── DATA ENTRIES ──
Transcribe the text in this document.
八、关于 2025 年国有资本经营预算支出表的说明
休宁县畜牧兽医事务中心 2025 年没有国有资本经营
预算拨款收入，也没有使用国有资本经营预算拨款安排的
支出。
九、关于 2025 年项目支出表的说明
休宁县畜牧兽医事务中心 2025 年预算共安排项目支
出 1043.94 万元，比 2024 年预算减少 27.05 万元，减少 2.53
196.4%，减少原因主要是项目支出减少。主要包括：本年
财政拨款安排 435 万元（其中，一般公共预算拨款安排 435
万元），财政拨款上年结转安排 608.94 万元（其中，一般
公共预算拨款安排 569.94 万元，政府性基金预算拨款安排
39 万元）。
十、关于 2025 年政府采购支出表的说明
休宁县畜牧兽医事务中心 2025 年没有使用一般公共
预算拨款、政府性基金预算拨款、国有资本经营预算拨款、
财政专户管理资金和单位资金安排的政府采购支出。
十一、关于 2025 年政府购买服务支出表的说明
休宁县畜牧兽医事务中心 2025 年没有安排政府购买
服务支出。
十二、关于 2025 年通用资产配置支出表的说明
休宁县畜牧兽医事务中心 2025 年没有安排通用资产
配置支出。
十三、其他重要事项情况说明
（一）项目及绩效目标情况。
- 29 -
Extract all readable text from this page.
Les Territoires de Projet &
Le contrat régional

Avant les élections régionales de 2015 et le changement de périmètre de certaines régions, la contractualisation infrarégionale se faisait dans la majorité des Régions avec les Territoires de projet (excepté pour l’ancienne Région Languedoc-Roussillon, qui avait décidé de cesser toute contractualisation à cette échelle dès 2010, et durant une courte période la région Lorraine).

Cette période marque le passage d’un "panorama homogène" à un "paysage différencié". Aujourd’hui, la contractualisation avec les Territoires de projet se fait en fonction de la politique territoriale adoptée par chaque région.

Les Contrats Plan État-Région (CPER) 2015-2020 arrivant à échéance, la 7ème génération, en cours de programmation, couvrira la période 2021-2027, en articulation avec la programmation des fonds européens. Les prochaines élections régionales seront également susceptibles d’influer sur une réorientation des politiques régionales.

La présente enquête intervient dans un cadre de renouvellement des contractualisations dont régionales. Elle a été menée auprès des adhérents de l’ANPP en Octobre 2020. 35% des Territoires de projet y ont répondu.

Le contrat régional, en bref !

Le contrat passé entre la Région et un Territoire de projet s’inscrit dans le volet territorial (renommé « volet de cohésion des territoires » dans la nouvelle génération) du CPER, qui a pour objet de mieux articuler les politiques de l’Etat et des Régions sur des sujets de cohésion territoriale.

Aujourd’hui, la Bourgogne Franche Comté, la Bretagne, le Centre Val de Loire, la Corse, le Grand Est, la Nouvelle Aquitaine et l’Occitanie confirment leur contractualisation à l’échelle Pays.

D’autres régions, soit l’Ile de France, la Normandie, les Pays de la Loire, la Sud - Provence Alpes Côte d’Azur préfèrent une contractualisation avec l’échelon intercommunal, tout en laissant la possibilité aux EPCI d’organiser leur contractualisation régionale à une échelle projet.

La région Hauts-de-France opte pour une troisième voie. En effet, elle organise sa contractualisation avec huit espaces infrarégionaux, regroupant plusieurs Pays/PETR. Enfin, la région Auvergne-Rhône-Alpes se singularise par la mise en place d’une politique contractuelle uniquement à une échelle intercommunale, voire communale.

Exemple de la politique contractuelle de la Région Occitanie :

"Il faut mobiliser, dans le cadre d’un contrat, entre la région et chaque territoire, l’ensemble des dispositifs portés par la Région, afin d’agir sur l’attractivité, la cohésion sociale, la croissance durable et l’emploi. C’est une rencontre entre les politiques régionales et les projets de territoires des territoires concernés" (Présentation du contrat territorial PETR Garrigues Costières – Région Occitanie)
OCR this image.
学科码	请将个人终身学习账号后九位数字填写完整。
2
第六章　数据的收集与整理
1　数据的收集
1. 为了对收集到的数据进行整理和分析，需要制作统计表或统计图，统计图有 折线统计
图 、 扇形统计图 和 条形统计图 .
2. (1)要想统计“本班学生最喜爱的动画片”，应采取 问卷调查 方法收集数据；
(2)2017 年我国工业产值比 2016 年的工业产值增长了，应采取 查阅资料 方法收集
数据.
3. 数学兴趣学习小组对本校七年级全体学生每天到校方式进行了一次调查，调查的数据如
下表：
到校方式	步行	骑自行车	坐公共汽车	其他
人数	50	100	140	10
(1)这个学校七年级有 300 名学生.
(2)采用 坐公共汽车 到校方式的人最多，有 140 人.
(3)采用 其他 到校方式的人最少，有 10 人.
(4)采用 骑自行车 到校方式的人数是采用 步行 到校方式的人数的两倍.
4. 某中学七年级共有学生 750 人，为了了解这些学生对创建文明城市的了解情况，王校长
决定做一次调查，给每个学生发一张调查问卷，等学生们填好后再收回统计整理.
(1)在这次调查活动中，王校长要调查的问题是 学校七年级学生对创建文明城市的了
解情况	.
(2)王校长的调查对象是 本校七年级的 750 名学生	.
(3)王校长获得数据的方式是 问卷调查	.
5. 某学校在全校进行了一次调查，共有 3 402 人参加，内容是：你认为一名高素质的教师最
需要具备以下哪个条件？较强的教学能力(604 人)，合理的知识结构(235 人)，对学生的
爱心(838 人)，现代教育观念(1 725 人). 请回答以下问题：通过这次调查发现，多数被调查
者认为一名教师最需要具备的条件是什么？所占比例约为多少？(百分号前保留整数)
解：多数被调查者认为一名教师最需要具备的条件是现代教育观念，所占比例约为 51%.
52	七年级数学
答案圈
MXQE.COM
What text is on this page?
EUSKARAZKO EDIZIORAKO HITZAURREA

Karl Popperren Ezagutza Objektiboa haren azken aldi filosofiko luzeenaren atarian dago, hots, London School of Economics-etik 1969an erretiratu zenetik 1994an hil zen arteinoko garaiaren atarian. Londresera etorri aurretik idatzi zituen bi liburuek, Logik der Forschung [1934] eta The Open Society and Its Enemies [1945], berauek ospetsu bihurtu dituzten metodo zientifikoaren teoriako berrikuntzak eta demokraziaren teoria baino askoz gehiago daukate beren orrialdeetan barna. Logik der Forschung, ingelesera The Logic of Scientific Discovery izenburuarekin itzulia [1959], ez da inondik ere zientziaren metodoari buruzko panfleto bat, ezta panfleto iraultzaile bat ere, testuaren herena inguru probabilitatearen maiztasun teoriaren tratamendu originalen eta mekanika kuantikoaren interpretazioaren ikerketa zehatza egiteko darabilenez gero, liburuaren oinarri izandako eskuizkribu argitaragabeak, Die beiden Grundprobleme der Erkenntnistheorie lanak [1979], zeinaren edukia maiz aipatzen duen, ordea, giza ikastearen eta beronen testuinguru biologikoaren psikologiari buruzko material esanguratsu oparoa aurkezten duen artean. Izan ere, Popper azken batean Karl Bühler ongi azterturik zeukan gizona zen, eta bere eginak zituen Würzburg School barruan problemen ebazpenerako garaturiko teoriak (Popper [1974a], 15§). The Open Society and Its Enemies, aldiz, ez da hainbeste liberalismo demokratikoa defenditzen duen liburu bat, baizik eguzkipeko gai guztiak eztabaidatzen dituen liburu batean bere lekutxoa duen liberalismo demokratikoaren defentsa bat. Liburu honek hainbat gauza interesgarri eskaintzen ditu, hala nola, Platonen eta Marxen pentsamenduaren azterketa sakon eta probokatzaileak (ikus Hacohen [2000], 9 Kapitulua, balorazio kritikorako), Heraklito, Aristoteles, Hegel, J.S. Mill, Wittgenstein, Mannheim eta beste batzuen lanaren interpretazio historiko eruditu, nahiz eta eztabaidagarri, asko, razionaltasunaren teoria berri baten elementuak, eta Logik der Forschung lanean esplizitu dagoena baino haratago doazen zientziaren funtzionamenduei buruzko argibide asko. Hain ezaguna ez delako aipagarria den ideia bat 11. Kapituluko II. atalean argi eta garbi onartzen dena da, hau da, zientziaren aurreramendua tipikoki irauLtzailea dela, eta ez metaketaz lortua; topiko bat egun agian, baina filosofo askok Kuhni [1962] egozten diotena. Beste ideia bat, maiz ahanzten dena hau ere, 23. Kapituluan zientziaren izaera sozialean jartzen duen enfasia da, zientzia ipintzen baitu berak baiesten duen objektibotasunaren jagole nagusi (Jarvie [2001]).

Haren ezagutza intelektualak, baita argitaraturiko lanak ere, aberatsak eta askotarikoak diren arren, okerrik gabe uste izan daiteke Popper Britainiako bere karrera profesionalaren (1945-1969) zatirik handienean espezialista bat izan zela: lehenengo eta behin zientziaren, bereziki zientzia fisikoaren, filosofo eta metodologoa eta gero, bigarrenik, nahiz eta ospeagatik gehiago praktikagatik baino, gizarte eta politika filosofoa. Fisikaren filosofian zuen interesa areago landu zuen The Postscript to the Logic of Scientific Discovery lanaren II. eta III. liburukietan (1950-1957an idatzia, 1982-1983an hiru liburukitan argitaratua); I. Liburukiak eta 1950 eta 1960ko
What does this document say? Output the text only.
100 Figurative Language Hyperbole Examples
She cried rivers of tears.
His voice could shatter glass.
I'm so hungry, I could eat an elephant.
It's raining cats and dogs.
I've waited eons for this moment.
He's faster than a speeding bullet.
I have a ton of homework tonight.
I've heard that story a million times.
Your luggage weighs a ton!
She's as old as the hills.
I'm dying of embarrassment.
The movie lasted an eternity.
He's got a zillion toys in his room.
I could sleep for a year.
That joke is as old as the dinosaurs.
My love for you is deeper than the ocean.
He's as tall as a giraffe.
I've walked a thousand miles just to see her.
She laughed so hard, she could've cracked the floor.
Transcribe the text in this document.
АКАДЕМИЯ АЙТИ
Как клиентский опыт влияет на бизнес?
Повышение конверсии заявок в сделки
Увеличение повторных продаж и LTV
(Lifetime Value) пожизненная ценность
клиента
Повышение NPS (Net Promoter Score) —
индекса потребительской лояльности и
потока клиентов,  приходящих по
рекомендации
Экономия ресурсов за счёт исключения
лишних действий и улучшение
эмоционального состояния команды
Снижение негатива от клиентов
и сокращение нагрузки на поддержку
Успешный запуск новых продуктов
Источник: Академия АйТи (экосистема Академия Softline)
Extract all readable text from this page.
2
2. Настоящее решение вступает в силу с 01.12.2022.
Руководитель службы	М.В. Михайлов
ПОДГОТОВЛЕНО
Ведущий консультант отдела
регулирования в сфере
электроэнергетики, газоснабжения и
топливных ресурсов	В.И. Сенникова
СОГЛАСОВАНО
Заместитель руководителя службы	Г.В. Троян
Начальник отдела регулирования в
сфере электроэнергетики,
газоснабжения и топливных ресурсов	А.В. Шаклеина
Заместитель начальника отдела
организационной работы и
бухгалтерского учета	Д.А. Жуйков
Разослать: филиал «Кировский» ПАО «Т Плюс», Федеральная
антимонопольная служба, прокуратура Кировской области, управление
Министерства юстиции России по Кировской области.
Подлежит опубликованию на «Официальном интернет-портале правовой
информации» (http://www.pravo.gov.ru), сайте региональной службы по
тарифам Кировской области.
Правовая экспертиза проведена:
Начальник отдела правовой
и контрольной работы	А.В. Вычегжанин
───
§ **AIM**: Select all lines with the word "Заместитель" from the entries above.

§ **REPLY**:
Заместитель руководителя службы	Г.В. Троян
Заместитель начальника отдела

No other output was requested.